__SET EXERCISE__
Quote, without change, all of the lines that follow.
[start TASK INPUTS]
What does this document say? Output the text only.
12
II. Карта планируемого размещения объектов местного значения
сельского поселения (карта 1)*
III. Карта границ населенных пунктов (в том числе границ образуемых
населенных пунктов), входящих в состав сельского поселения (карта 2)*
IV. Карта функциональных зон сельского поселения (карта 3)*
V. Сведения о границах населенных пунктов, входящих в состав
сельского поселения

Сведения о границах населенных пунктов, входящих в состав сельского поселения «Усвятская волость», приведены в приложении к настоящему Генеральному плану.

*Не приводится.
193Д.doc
[end TASK INPUTS]
__WRITTEN RESPONSE__
What does this document say? Output the text only.
12
II. Карта планируемого размещения объектов местного значения
сельского поселения (карта 1)*
III. Карта границ населенных пунктов (в том числе границ образуемых
населенных пунктов), входящих в состав сельского поселения (карта 2)*
IV. Карта функциональных зон сельского поселения (карта 3)*
V. Сведения о границах населенных пунктов, входящих в состав
сельского поселения

Сведения о границах населенных пунктов, входящих в состав сельского поселения «Усвятская волость», приведены в приложении к настоящему Генеральному плану.

*Не приводится.
193Д.doc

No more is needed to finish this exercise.